→ **TEXT PROVIDED**
Utah Gender Wage Gap: A 2021 Update

The gender wage gap is the difference between what women and men earn for performing full-time, year-round paid work. Nationally, women earn 16–18% less than men. Although the gap has substantially narrowed from 41% when the Equal Pay Act was passed in 1963, varying reports estimate that, depending on the rate of change, it may take anywhere from 40 to 130 years to close the gap. Estimates suggest that over a 40-year career, the wage gap can amount to a lifetime earnings deficit of $80k to $800k. In Utah, women earn approximately 30% less than men, ranking close to last in most state comparisons, which is consistent with what we reported in 2017. With approximately 60% of women over age 16 participating in the labor force, this topic is highly relevant for Utah. Closing the gender wage gap will strengthen economic stability and prosperity for families, communities, and the state. This update is from a 2017 report, and focuses on three main areas:

  1. An overview of the gender wage gap and its definition, components, and significance;
  2. An analysis of the unique factors leading to a large gender wage gap in Utah; and
  3. Recommendations to close this gap in the state.

→ **DATA FOR REVIEW**
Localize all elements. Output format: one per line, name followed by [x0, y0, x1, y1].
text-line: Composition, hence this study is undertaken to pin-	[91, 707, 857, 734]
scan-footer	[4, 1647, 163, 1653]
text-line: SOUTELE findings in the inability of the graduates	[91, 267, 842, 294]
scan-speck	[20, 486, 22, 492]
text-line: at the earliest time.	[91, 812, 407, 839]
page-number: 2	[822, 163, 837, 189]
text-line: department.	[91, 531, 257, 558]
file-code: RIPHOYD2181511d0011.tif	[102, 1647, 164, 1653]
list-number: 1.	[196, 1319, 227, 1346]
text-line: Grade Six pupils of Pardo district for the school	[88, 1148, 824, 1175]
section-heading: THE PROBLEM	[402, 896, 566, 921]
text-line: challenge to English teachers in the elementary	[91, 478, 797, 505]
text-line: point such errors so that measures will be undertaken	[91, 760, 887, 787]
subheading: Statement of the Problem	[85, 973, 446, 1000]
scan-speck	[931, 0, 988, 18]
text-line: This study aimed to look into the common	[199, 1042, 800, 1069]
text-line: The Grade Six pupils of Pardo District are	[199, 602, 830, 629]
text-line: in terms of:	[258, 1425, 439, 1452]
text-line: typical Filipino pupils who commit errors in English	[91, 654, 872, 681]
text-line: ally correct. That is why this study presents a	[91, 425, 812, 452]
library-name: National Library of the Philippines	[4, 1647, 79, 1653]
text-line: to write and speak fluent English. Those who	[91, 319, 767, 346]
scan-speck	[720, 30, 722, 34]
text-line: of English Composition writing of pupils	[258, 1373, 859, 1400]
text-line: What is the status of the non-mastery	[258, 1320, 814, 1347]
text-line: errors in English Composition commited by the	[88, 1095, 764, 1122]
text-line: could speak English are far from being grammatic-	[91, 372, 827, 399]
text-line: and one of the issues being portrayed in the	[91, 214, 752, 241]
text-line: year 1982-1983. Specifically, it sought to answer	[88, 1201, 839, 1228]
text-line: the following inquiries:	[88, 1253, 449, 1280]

→ **EXERCISE**
Please reproduce the passage of the Utah wage gap text starting at "1. An overview" and ending at "in the state.".

→ **WRITTEN ANSWER**
1. An overview of the gender wage gap and its definition, components, and significance;
  2. An analysis of the unique factors leading to a large gender wage gap in Utah; and
  3. Recommendations to close this gap in the state.